» The exercise:
Count the lines of the material below that contain the string "screenshot", treating uppercase and lowercase as different, and give only the number.

=-=-=

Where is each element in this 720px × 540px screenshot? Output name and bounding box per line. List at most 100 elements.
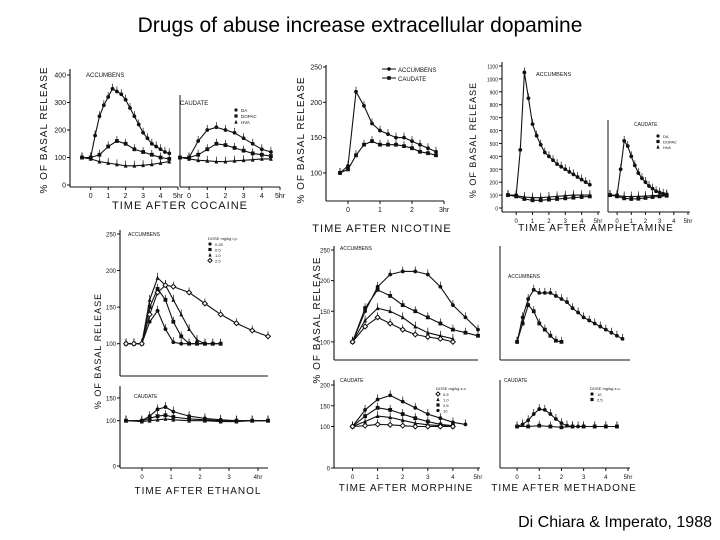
cocaine-legend-label: DOPAC [241,114,257,119]
y-axis-label: % OF BASAL RELEASE [93,293,103,409]
data-point [598,324,603,329]
accumbens-label: ACCUMBENS [536,72,571,78]
data-point [548,333,553,338]
y-tick-label: 200 [54,128,66,135]
data-point [178,155,182,160]
y-tick-label: 400 [54,73,66,80]
y-tick-label: 250 [310,65,322,72]
data-point [139,419,144,424]
ethanol-legend-label: 0.25 [215,242,224,247]
y-tick-label: 200 [310,100,322,107]
y-axis-label: % OF BASAL RELEASE [39,66,50,193]
series-line [516,289,623,343]
data-point [179,341,184,346]
x-tick-label: 4 [159,193,163,200]
x-tick-label: 5hr [474,475,483,481]
data-point [123,163,128,168]
data-point [187,156,191,161]
data-point [388,272,393,277]
data-point [205,147,210,152]
ethanol-legend-label: 1.0 [215,253,221,258]
data-point [234,419,239,424]
legend-caudate: CAUDATE [398,77,426,83]
y-tick-label: 100 [106,419,117,425]
caudate-series [350,390,468,429]
x-tick-label: 0 [89,193,93,200]
y-tick-label: 300 [490,168,499,174]
data-point [425,272,430,277]
data-point [463,330,468,335]
data-point [101,103,106,108]
data-point [154,144,159,149]
caudate-series [515,404,619,429]
y-axis-label: % OF BASAL RELEASE [312,256,323,383]
data-point [603,327,608,332]
data-point [438,416,443,421]
data-point [375,287,380,292]
data-point [218,419,223,424]
data-point [155,308,160,313]
data-point [147,319,152,324]
data-point [363,317,367,323]
x-tick-label: 2 [560,475,564,481]
data-point [640,176,644,181]
data-point [374,314,381,321]
data-point [241,148,246,153]
data-point [656,144,660,149]
data-point [208,247,212,252]
data-point [410,139,414,144]
data-point [349,423,356,430]
data-point [349,338,356,345]
x-tick-label: 4 [580,219,584,225]
data-point [388,393,393,398]
data-point [515,339,519,344]
data-point [232,130,237,135]
data-point [437,335,444,342]
y-tick-label: 200 [106,269,117,275]
x-tick-label: 4 [604,475,608,481]
caudate-series [349,419,457,430]
accumbens-series [122,280,272,347]
legend-accumbens: ACCUMBENS [398,68,436,74]
data-point [531,287,536,292]
data-point [590,392,594,396]
data-point [399,326,406,333]
data-point [435,391,441,397]
data-point [163,150,167,154]
data-point [603,424,608,429]
data-point [463,422,468,427]
data-point [534,133,539,138]
data-point [547,197,551,202]
data-point [171,319,176,324]
data-point [361,422,369,429]
data-point [565,300,569,304]
x-tick-label: 0 [187,193,191,200]
data-point [375,405,380,410]
data-point [656,134,660,138]
ethanol-legend-label: 0.5 [215,248,221,253]
data-point [186,289,193,296]
data-point [163,405,168,409]
y-tick-label: 800 [490,103,499,109]
y-axis-label: % OF BASAL RELEASE [468,82,478,198]
amphetamine-legend-label: DOPAC [663,140,677,145]
data-point [537,407,542,411]
data-point [542,150,547,155]
data-point [370,139,374,144]
data-point [520,315,525,320]
data-point [643,193,648,199]
y-tick-label: 150 [106,306,117,312]
data-point [531,309,536,314]
data-point [378,142,382,147]
accumbens-label: ACCUMBENS [128,232,161,238]
data-point [530,122,535,126]
data-point [636,171,641,176]
data-point [625,144,630,148]
y-axis-label: % OF BASAL RELEASE [296,76,307,203]
amphetamine-legend-label: HVA [663,145,671,150]
data-point [410,146,414,151]
x-tick-label: 2 [124,193,128,200]
cocaine-legend-label: HVA [241,120,250,125]
series-line [610,139,667,196]
data-point [592,321,597,326]
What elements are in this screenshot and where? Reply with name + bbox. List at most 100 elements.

=-=-=

» Answer to the task:
2